* **DATA TO USE**
-*-*-

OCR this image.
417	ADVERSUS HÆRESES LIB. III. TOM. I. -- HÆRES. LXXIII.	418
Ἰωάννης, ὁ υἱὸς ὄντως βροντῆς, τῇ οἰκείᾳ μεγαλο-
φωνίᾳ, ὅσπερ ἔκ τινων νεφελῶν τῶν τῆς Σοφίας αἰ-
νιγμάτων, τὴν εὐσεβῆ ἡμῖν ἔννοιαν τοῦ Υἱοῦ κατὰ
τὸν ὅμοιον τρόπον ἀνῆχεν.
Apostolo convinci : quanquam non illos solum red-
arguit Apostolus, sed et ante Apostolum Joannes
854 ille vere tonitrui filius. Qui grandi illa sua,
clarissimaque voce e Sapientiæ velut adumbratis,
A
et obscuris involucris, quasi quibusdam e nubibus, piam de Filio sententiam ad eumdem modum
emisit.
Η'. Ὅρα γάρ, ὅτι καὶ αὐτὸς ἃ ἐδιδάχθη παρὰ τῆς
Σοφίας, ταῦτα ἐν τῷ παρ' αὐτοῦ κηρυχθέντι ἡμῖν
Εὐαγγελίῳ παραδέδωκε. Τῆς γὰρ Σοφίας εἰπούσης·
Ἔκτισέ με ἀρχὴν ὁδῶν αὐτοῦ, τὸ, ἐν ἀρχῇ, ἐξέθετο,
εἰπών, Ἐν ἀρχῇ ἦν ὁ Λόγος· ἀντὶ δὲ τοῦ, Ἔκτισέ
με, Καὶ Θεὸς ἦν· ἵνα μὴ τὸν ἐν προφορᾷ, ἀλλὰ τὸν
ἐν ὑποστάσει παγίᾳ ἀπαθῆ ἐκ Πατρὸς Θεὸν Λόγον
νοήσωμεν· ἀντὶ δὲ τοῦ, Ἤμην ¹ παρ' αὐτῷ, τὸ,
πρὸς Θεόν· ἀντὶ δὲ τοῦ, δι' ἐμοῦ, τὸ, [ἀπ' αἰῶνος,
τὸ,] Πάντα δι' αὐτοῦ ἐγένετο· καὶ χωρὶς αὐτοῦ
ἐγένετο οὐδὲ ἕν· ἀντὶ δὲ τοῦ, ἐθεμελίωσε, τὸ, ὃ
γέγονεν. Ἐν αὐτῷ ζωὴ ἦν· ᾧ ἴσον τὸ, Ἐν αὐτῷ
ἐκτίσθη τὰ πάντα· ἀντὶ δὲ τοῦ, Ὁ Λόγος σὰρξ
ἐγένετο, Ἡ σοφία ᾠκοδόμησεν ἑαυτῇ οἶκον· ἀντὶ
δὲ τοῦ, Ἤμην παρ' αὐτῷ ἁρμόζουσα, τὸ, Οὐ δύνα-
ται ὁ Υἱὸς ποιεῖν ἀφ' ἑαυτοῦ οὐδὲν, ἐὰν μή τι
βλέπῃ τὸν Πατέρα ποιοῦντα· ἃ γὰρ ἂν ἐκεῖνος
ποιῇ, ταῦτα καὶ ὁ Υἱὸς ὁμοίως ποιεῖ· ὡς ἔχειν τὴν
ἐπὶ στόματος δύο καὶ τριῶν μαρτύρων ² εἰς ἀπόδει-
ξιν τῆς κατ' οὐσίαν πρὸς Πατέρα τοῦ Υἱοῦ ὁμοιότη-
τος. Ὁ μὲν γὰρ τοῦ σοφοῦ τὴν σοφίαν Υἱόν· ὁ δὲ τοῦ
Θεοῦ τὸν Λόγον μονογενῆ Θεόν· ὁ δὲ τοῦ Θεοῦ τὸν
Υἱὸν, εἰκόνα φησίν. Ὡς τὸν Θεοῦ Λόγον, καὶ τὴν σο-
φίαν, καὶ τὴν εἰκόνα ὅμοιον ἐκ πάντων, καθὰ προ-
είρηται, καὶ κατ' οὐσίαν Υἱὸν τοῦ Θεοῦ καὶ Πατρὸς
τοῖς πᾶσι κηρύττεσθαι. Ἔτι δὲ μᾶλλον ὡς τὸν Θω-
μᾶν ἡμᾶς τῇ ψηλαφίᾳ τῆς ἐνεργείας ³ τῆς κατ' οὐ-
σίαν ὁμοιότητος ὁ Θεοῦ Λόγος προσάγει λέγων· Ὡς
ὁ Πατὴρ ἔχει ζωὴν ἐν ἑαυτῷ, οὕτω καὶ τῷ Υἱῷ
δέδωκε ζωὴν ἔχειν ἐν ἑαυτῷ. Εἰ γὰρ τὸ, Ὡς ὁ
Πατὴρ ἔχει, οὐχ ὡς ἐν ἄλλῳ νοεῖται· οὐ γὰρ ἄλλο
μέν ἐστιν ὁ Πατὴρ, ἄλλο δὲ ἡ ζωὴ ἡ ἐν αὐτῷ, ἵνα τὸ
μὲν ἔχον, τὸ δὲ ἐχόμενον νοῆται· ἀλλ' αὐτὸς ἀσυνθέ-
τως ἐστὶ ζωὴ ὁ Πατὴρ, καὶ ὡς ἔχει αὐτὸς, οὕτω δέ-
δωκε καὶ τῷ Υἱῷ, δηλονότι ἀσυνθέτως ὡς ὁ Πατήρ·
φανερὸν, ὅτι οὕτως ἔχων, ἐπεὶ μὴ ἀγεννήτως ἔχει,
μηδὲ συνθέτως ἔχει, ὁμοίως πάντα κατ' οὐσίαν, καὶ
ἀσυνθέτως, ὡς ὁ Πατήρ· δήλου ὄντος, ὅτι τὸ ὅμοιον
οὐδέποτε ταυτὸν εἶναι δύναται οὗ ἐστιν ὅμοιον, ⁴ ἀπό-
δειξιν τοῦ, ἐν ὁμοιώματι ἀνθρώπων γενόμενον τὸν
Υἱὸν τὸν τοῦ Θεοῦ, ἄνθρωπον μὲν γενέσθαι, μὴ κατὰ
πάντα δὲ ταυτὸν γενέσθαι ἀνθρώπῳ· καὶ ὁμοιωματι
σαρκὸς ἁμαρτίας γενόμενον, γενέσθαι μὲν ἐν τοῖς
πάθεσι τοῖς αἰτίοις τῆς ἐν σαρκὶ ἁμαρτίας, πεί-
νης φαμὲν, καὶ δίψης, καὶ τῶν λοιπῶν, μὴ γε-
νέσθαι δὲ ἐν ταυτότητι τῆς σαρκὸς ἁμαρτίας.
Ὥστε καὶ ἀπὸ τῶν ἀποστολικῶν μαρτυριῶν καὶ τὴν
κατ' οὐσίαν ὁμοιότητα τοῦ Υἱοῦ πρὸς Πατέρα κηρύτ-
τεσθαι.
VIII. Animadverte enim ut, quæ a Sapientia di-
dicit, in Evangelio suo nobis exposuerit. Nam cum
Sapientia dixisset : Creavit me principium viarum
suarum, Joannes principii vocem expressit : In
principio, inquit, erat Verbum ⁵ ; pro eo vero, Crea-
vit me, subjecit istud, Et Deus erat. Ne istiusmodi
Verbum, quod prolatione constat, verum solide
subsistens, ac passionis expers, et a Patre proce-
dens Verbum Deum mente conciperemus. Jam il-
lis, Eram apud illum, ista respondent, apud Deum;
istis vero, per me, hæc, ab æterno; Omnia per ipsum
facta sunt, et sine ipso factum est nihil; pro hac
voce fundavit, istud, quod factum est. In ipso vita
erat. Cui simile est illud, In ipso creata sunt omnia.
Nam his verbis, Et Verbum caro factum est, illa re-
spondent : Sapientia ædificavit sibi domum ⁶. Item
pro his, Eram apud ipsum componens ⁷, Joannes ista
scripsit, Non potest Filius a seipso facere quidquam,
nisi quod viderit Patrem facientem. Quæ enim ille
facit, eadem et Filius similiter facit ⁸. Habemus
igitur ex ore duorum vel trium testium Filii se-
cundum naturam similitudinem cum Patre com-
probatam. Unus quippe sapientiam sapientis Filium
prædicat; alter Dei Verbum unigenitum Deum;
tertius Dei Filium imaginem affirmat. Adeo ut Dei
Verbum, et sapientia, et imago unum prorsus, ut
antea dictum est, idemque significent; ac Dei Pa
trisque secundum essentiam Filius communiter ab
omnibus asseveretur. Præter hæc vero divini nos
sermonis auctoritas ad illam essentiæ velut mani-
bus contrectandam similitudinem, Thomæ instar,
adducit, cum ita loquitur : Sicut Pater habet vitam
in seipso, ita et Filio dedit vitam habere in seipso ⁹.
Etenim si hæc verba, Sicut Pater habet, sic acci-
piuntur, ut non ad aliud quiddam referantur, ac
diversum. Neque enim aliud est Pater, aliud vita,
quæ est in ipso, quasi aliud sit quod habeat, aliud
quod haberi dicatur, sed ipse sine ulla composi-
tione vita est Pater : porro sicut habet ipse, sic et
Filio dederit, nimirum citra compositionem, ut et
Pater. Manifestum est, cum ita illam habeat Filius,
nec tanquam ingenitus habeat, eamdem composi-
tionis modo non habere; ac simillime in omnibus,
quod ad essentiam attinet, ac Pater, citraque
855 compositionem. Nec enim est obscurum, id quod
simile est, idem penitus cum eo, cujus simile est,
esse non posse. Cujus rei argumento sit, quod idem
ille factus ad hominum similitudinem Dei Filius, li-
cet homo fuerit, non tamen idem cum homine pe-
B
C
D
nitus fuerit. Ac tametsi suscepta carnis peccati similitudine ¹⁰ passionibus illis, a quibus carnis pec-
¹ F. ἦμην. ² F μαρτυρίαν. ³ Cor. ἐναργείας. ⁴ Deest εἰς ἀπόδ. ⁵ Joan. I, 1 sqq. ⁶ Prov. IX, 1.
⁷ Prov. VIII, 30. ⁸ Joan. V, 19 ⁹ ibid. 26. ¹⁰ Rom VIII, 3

-*-*-

Which lines contain the word "simile"? Copy each one.

* **EXERCISE RESULT**
erat. Cui simile est illud, In ipso creata sunt omnia.
simile est, idem penitus cum eo, cujus simile est,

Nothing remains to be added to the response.